### [SUPPLIED DATA]
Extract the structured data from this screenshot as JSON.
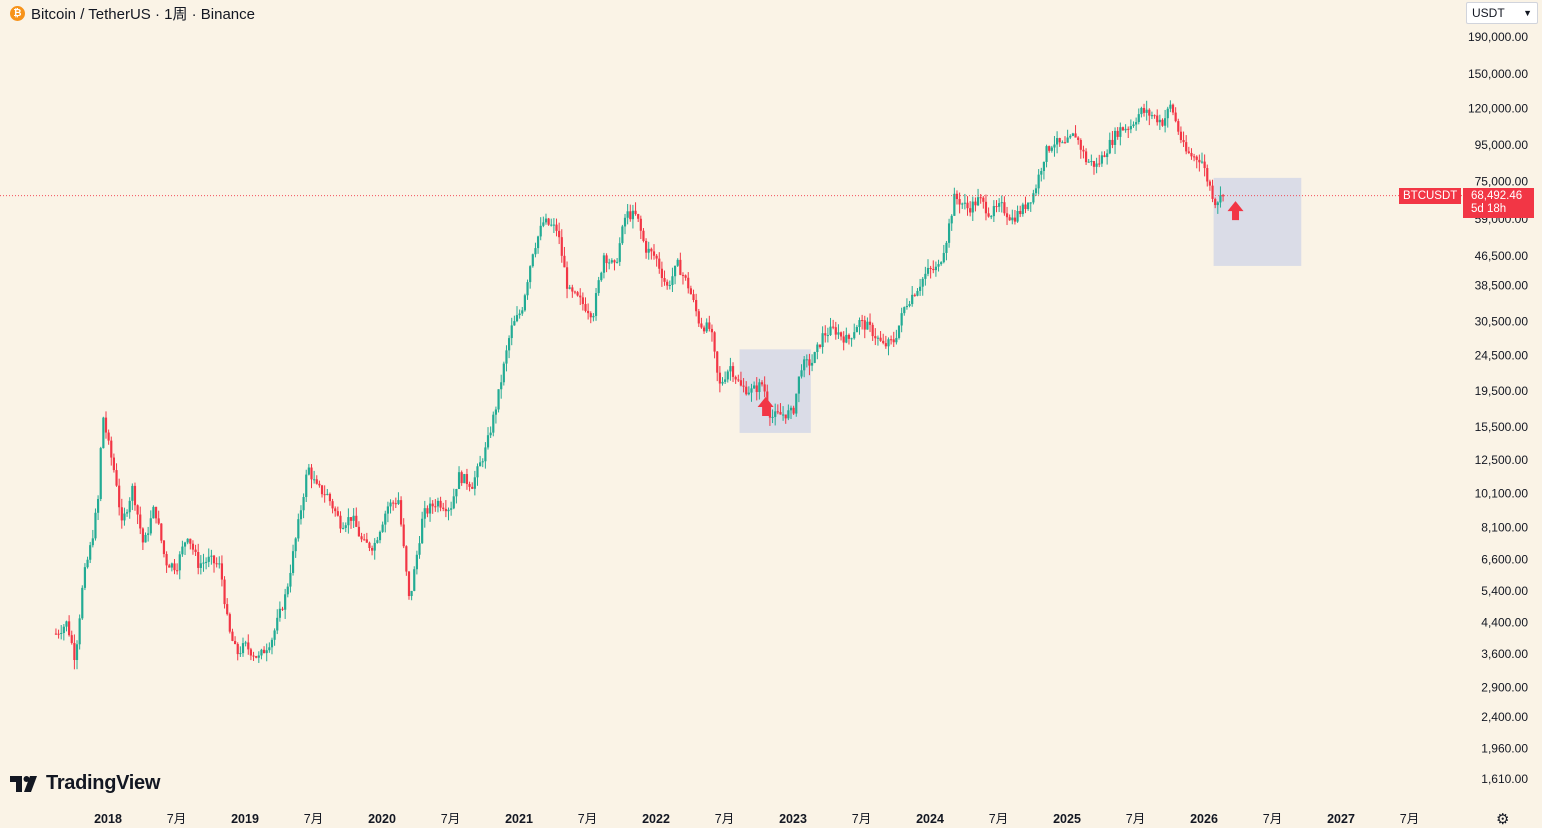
{
  "header": {
    "title": "Bitcoin / TetherUS · 1周 · Binance",
    "coin_glyph": "₿"
  },
  "toolbar": {
    "currency": "USDT"
  },
  "branding": {
    "logo_text": "TradingView"
  },
  "price_label": {
    "symbol": "BTCUSDT",
    "price": "68,492.46",
    "countdown": "5d 18h",
    "color": "#f23645"
  },
  "colors": {
    "up": "#22ab94",
    "down": "#f23645",
    "box": "#c9cfe8",
    "arrow": "#f23645"
  },
  "chart_data": {
    "type": "line",
    "scale": "log",
    "y_ticks": [
      "1,610.00",
      "1,960.00",
      "2,400.00",
      "2,900.00",
      "3,600.00",
      "4,400.00",
      "5,400.00",
      "6,600.00",
      "8,100.00",
      "10,100.00",
      "12,500.00",
      "15,500.00",
      "19,500.00",
      "24,500.00",
      "30,500.00",
      "38,500.00",
      "46,500.00",
      "59,000.00",
      "75,000.00",
      "95,000.00",
      "120,000.00",
      "150,000.00",
      "190,000.00"
    ],
    "x_ticks": [
      {
        "label": "2018",
        "t": 2018.0,
        "bold": true
      },
      {
        "label": "7月",
        "t": 2018.5,
        "bold": false
      },
      {
        "label": "2019",
        "t": 2019.0,
        "bold": true
      },
      {
        "label": "7月",
        "t": 2019.5,
        "bold": false
      },
      {
        "label": "2020",
        "t": 2020.0,
        "bold": true
      },
      {
        "label": "7月",
        "t": 2020.5,
        "bold": false
      },
      {
        "label": "2021",
        "t": 2021.0,
        "bold": true
      },
      {
        "label": "7月",
        "t": 2021.5,
        "bold": false
      },
      {
        "label": "2022",
        "t": 2022.0,
        "bold": true
      },
      {
        "label": "7月",
        "t": 2022.5,
        "bold": false
      },
      {
        "label": "2023",
        "t": 2023.0,
        "bold": true
      },
      {
        "label": "7月",
        "t": 2023.5,
        "bold": false
      },
      {
        "label": "2024",
        "t": 2024.0,
        "bold": true
      },
      {
        "label": "7月",
        "t": 2024.5,
        "bold": false
      },
      {
        "label": "2025",
        "t": 2025.0,
        "bold": true
      },
      {
        "label": "7月",
        "t": 2025.5,
        "bold": false
      },
      {
        "label": "2026",
        "t": 2026.0,
        "bold": true
      },
      {
        "label": "7月",
        "t": 2026.5,
        "bold": false
      },
      {
        "label": "2027",
        "t": 2027.0,
        "bold": true
      },
      {
        "label": "7月",
        "t": 2027.5,
        "bold": false
      }
    ],
    "current_price": 68492.46,
    "series": [
      {
        "values": [
          [
            2017.62,
            4100
          ],
          [
            2017.7,
            4400
          ],
          [
            2017.76,
            3500
          ],
          [
            2017.82,
            5800
          ],
          [
            2017.88,
            7400
          ],
          [
            2017.93,
            9800
          ],
          [
            2017.96,
            17000
          ],
          [
            2018.0,
            14000
          ],
          [
            2018.06,
            11000
          ],
          [
            2018.1,
            8200
          ],
          [
            2018.18,
            10500
          ],
          [
            2018.26,
            7200
          ],
          [
            2018.34,
            9300
          ],
          [
            2018.42,
            6500
          ],
          [
            2018.5,
            6300
          ],
          [
            2018.58,
            7800
          ],
          [
            2018.66,
            6400
          ],
          [
            2018.74,
            6600
          ],
          [
            2018.82,
            6300
          ],
          [
            2018.88,
            4200
          ],
          [
            2018.94,
            3600
          ],
          [
            2019.0,
            3800
          ],
          [
            2019.1,
            3500
          ],
          [
            2019.2,
            4000
          ],
          [
            2019.3,
            5300
          ],
          [
            2019.38,
            7900
          ],
          [
            2019.46,
            12000
          ],
          [
            2019.52,
            10500
          ],
          [
            2019.6,
            10000
          ],
          [
            2019.7,
            8300
          ],
          [
            2019.78,
            8700
          ],
          [
            2019.86,
            7300
          ],
          [
            2019.94,
            7200
          ],
          [
            2020.04,
            9300
          ],
          [
            2020.12,
            9700
          ],
          [
            2020.2,
            5000
          ],
          [
            2020.3,
            8800
          ],
          [
            2020.4,
            9600
          ],
          [
            2020.5,
            9200
          ],
          [
            2020.56,
            11300
          ],
          [
            2020.66,
            10700
          ],
          [
            2020.76,
            13500
          ],
          [
            2020.84,
            18200
          ],
          [
            2020.94,
            28900
          ],
          [
            2021.02,
            33000
          ],
          [
            2021.1,
            48000
          ],
          [
            2021.18,
            58000
          ],
          [
            2021.28,
            55000
          ],
          [
            2021.36,
            37000
          ],
          [
            2021.44,
            35000
          ],
          [
            2021.54,
            32000
          ],
          [
            2021.62,
            47000
          ],
          [
            2021.7,
            43000
          ],
          [
            2021.78,
            61000
          ],
          [
            2021.86,
            60000
          ],
          [
            2021.92,
            49000
          ],
          [
            2022.0,
            46000
          ],
          [
            2022.08,
            38000
          ],
          [
            2022.16,
            44000
          ],
          [
            2022.24,
            38000
          ],
          [
            2022.32,
            30000
          ],
          [
            2022.4,
            29000
          ],
          [
            2022.46,
            20000
          ],
          [
            2022.54,
            23000
          ],
          [
            2022.62,
            20000
          ],
          [
            2022.7,
            19500
          ],
          [
            2022.78,
            20500
          ],
          [
            2022.84,
            16500
          ],
          [
            2022.92,
            16800
          ],
          [
            2023.0,
            17000
          ],
          [
            2023.06,
            23000
          ],
          [
            2023.14,
            23500
          ],
          [
            2023.22,
            28000
          ],
          [
            2023.3,
            29000
          ],
          [
            2023.4,
            27000
          ],
          [
            2023.48,
            30500
          ],
          [
            2023.56,
            29200
          ],
          [
            2023.66,
            26000
          ],
          [
            2023.74,
            27000
          ],
          [
            2023.82,
            34000
          ],
          [
            2023.9,
            37500
          ],
          [
            2023.98,
            42000
          ],
          [
            2024.06,
            43000
          ],
          [
            2024.12,
            52000
          ],
          [
            2024.18,
            68000
          ],
          [
            2024.28,
            63000
          ],
          [
            2024.36,
            67000
          ],
          [
            2024.44,
            61000
          ],
          [
            2024.52,
            64000
          ],
          [
            2024.6,
            59000
          ],
          [
            2024.68,
            63000
          ],
          [
            2024.76,
            70000
          ],
          [
            2024.84,
            90000
          ],
          [
            2024.9,
            97000
          ],
          [
            2024.98,
            94000
          ],
          [
            2025.06,
            102000
          ],
          [
            2025.14,
            86000
          ],
          [
            2025.22,
            83000
          ],
          [
            2025.3,
            94000
          ],
          [
            2025.38,
            105000
          ],
          [
            2025.46,
            107000
          ],
          [
            2025.54,
            118000
          ],
          [
            2025.62,
            115000
          ],
          [
            2025.7,
            110000
          ],
          [
            2025.76,
            123000
          ],
          [
            2025.8,
            108000
          ],
          [
            2025.86,
            91000
          ],
          [
            2025.92,
            88000
          ],
          [
            2025.98,
            87000
          ],
          [
            2026.02,
            77000
          ],
          [
            2026.08,
            66000
          ],
          [
            2026.14,
            68492
          ]
        ]
      }
    ],
    "annotations": [
      {
        "type": "box",
        "t1": 2022.61,
        "t2": 2023.13,
        "p_high": 25500,
        "p_low": 14900
      },
      {
        "type": "box",
        "t1": 2026.07,
        "t2": 2026.71,
        "p_high": 76800,
        "p_low": 43600
      },
      {
        "type": "arrow",
        "t": 2022.8,
        "p": 17600
      },
      {
        "type": "arrow",
        "t": 2026.23,
        "p": 62000
      }
    ]
  }
}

### [WHAT TO PRODUCE]
Pictures in the records should not appear in your copy, but everything else must be transcribed exactly.

### [SOLVED PROBLEM]
Extract the structured data from this screenshot as JSON.
{
  "header": {
    "title": "Bitcoin / TetherUS · 1周 · Binance",
    "coin_glyph": "₿"
  },
  "toolbar": {
    "currency": "USDT"
  },
  "branding": {
    "logo_text": "TradingView"
  },
  "price_label": {
    "symbol": "BTCUSDT",
    "price": "68,492.46",
    "countdown": "5d 18h",
    "color": "#f23645"
  },
  "colors": {
    "up": "#22ab94",
    "down": "#f23645",
    "box": "#c9cfe8",
    "arrow": "#f23645"
  },
  "chart_data": {
    "type": "line",
    "scale": "log",
    "y_ticks": [
      "1,610.00",
      "1,960.00",
      "2,400.00",
      "2,900.00",
      "3,600.00",
      "4,400.00",
      "5,400.00",
      "6,600.00",
      "8,100.00",
      "10,100.00",
      "12,500.00",
      "15,500.00",
      "19,500.00",
      "24,500.00",
      "30,500.00",
      "38,500.00",
      "46,500.00",
      "59,000.00",
      "75,000.00",
      "95,000.00",
      "120,000.00",
      "150,000.00",
      "190,000.00"
    ],
    "x_ticks": [
      {
        "label": "2018",
        "t": 2018.0,
        "bold": true
      },
      {
        "label": "7月",
        "t": 2018.5,
        "bold": false
      },
      {
        "label": "2019",
        "t": 2019.0,
        "bold": true
      },
      {
        "label": "7月",
        "t": 2019.5,
        "bold": false
      },
      {
        "label": "2020",
        "t": 2020.0,
        "bold": true
      },
      {
        "label": "7月",
        "t": 2020.5,
        "bold": false
      },
      {
        "label": "2021",
        "t": 2021.0,
        "bold": true
      },
      {
        "label": "7月",
        "t": 2021.5,
        "bold": false
      },
      {
        "label": "2022",
        "t": 2022.0,
        "bold": true
      },
      {
        "label": "7月",
        "t": 2022.5,
        "bold": false
      },
      {
        "label": "2023",
        "t": 2023.0,
        "bold": true
      },
      {
        "label": "7月",
        "t": 2023.5,
        "bold": false
      },
      {
        "label": "2024",
        "t": 2024.0,
        "bold": true
      },
      {
        "label": "7月",
        "t": 2024.5,
        "bold": false
      },
      {
        "label": "2025",
        "t": 2025.0,
        "bold": true
      },
      {
        "label": "7月",
        "t": 2025.5,
        "bold": false
      },
      {
        "label": "2026",
        "t": 2026.0,
        "bold": true
      },
      {
        "label": "7月",
        "t": 2026.5,
        "bold": false
      },
      {
        "label": "2027",
        "t": 2027.0,
        "bold": true
      },
      {
        "label": "7月",
        "t": 2027.5,
        "bold": false
      }
    ],
    "current_price": 68492.46,
    "series": [
      {
        "values": [
          [
            2017.62,
            4100
          ],
          [
            2017.7,
            4400
          ],
          [
            2017.76,
            3500
          ],
          [
            2017.82,
            5800
          ],
          [
            2017.88,
            7400
          ],
          [
            2017.93,
            9800
          ],
          [
            2017.96,
            17000
          ],
          [
            2018.0,
            14000
          ],
          [
            2018.06,
            11000
          ],
          [
            2018.1,
            8200
          ],
          [
            2018.18,
            10500
          ],
          [
            2018.26,
            7200
          ],
          [
            2018.34,
            9300
          ],
          [
            2018.42,
            6500
          ],
          [
            2018.5,
            6300
          ],
          [
            2018.58,
            7800
          ],
          [
            2018.66,
            6400
          ],
          [
            2018.74,
            6600
          ],
          [
            2018.82,
            6300
          ],
          [
            2018.88,
            4200
          ],
          [
            2018.94,
            3600
          ],
          [
            2019.0,
            3800
          ],
          [
            2019.1,
            3500
          ],
          [
            2019.2,
            4000
          ],
          [
            2019.3,
            5300
          ],
          [
            2019.38,
            7900
          ],
          [
            2019.46,
            12000
          ],
          [
            2019.52,
            10500
          ],
          [
            2019.6,
            10000
          ],
          [
            2019.7,
            8300
          ],
          [
            2019.78,
            8700
          ],
          [
            2019.86,
            7300
          ],
          [
            2019.94,
            7200
          ],
          [
            2020.04,
            9300
          ],
          [
            2020.12,
            9700
          ],
          [
            2020.2,
            5000
          ],
          [
            2020.3,
            8800
          ],
          [
            2020.4,
            9600
          ],
          [
            2020.5,
            9200
          ],
          [
            2020.56,
            11300
          ],
          [
            2020.66,
            10700
          ],
          [
            2020.76,
            13500
          ],
          [
            2020.84,
            18200
          ],
          [
            2020.94,
            28900
          ],
          [
            2021.02,
            33000
          ],
          [
            2021.1,
            48000
          ],
          [
            2021.18,
            58000
          ],
          [
            2021.28,
            55000
          ],
          [
            2021.36,
            37000
          ],
          [
            2021.44,
            35000
          ],
          [
            2021.54,
            32000
          ],
          [
            2021.62,
            47000
          ],
          [
            2021.7,
            43000
          ],
          [
            2021.78,
            61000
          ],
          [
            2021.86,
            60000
          ],
          [
            2021.92,
            49000
          ],
          [
            2022.0,
            46000
          ],
          [
            2022.08,
            38000
          ],
          [
            2022.16,
            44000
          ],
          [
            2022.24,
            38000
          ],
          [
            2022.32,
            30000
          ],
          [
            2022.4,
            29000
          ],
          [
            2022.46,
            20000
          ],
          [
            2022.54,
            23000
          ],
          [
            2022.62,
            20000
          ],
          [
            2022.7,
            19500
          ],
          [
            2022.78,
            20500
          ],
          [
            2022.84,
            16500
          ],
          [
            2022.92,
            16800
          ],
          [
            2023.0,
            17000
          ],
          [
            2023.06,
            23000
          ],
          [
            2023.14,
            23500
          ],
          [
            2023.22,
            28000
          ],
          [
            2023.3,
            29000
          ],
          [
            2023.4,
            27000
          ],
          [
            2023.48,
            30500
          ],
          [
            2023.56,
            29200
          ],
          [
            2023.66,
            26000
          ],
          [
            2023.74,
            27000
          ],
          [
            2023.82,
            34000
          ],
          [
            2023.9,
            37500
          ],
          [
            2023.98,
            42000
          ],
          [
            2024.06,
            43000
          ],
          [
            2024.12,
            52000
          ],
          [
            2024.18,
            68000
          ],
          [
            2024.28,
            63000
          ],
          [
            2024.36,
            67000
          ],
          [
            2024.44,
            61000
          ],
          [
            2024.52,
            64000
          ],
          [
            2024.6,
            59000
          ],
          [
            2024.68,
            63000
          ],
          [
            2024.76,
            70000
          ],
          [
            2024.84,
            90000
          ],
          [
            2024.9,
            97000
          ],
          [
            2024.98,
            94000
          ],
          [
            2025.06,
            102000
          ],
          [
            2025.14,
            86000
          ],
          [
            2025.22,
            83000
          ],
          [
            2025.3,
            94000
          ],
          [
            2025.38,
            105000
          ],
          [
            2025.46,
            107000
          ],
          [
            2025.54,
            118000
          ],
          [
            2025.62,
            115000
          ],
          [
            2025.7,
            110000
          ],
          [
            2025.76,
            123000
          ],
          [
            2025.8,
            108000
          ],
          [
            2025.86,
            91000
          ],
          [
            2025.92,
            88000
          ],
          [
            2025.98,
            87000
          ],
          [
            2026.02,
            77000
          ],
          [
            2026.08,
            66000
          ],
          [
            2026.14,
            68492
          ]
        ]
      }
    ],
    "annotations": [
      {
        "type": "box",
        "t1": 2022.61,
        "t2": 2023.13,
        "p_high": 25500,
        "p_low": 14900
      },
      {
        "type": "box",
        "t1": 2026.07,
        "t2": 2026.71,
        "p_high": 76800,
        "p_low": 43600
      },
      {
        "type": "arrow",
        "t": 2022.8,
        "p": 17600
      },
      {
        "type": "arrow",
        "t": 2026.23,
        "p": 62000
      }
    ]
  }
}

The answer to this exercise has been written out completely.